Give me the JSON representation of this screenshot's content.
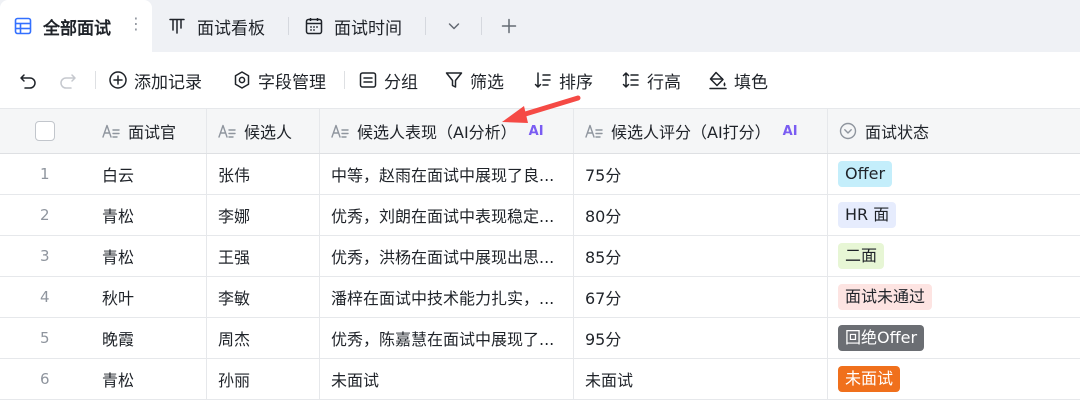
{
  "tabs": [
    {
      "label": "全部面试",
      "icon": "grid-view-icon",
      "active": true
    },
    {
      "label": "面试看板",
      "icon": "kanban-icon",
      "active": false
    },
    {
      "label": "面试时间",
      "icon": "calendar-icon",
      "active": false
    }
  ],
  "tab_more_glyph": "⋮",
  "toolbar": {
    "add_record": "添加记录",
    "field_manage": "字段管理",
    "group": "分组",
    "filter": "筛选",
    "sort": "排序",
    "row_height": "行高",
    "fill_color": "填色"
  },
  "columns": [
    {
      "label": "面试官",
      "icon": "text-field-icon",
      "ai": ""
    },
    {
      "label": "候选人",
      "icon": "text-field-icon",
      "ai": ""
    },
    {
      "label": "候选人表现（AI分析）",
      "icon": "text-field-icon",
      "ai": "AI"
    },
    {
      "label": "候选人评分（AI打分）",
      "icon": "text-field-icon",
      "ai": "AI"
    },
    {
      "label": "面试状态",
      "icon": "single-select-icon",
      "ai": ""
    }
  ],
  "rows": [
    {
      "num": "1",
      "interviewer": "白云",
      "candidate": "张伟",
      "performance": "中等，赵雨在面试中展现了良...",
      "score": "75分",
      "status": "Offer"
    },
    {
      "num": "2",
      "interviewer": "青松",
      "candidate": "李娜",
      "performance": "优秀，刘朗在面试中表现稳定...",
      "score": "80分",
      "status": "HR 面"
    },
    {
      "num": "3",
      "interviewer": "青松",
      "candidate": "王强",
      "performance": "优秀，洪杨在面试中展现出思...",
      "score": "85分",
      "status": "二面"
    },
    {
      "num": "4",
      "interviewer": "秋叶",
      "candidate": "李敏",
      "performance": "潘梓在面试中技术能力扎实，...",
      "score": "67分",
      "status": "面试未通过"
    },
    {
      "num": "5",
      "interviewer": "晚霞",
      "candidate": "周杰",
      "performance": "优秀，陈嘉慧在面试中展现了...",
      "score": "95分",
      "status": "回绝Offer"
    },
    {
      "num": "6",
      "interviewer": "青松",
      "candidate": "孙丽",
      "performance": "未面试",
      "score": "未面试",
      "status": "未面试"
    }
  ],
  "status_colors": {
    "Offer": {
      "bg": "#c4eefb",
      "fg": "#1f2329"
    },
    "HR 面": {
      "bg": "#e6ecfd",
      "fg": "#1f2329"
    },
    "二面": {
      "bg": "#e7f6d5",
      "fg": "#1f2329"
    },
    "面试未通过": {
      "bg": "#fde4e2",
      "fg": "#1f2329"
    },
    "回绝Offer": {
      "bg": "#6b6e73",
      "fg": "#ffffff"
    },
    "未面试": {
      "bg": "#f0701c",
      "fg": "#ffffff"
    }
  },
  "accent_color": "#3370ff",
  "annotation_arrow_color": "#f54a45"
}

---

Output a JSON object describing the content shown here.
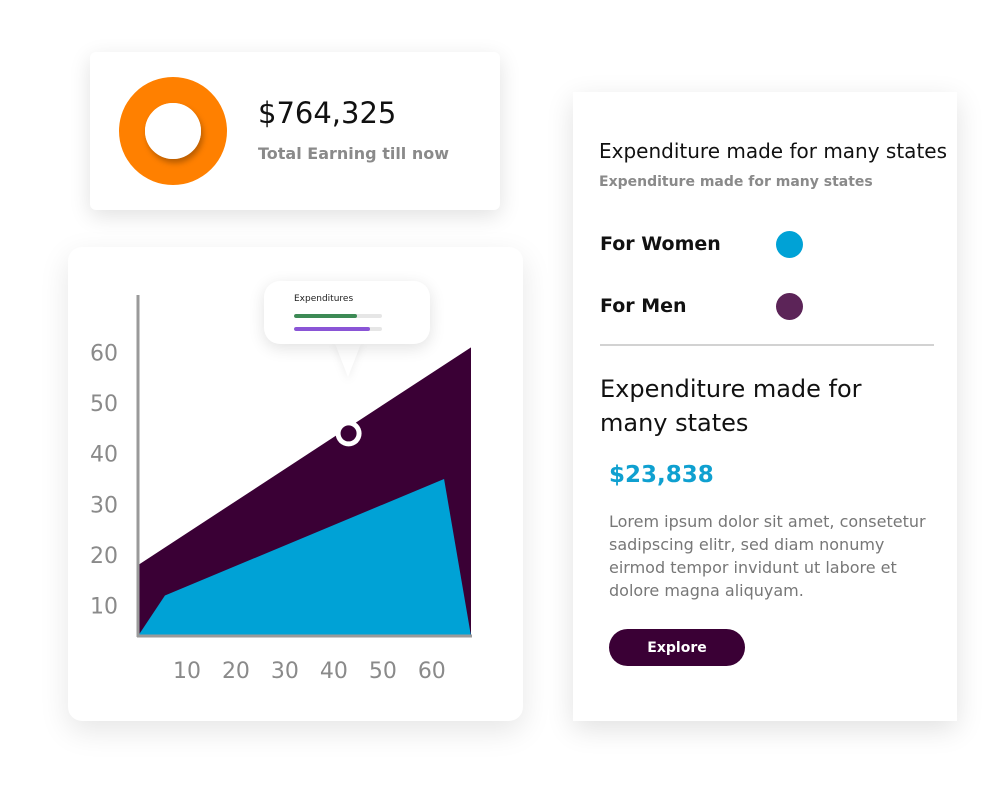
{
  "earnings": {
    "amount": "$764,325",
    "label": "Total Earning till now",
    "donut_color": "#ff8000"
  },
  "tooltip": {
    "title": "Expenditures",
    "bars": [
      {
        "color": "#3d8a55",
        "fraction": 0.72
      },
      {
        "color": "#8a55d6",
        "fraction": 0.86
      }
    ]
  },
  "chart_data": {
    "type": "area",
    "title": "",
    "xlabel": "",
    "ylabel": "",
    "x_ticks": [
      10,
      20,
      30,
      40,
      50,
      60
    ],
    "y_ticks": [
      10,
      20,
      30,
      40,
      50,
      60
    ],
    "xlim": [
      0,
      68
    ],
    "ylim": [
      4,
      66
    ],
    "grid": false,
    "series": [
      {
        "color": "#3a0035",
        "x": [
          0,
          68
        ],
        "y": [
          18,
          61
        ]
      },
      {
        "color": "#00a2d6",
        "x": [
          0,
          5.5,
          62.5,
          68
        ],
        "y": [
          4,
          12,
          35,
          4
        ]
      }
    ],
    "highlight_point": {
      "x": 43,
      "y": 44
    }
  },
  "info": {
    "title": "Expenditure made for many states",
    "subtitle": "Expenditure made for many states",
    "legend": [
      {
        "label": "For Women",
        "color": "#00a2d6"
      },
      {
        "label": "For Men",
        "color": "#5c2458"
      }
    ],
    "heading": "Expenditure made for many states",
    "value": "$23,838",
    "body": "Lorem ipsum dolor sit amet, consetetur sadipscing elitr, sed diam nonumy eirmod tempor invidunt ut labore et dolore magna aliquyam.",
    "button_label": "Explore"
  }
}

The task:
Go over the data above and copy every line that has the word "made" in it.

Solution:
    "title": "Expenditure made for many states",
    "subtitle": "Expenditure made for many states",
    "heading": "Expenditure made for many states",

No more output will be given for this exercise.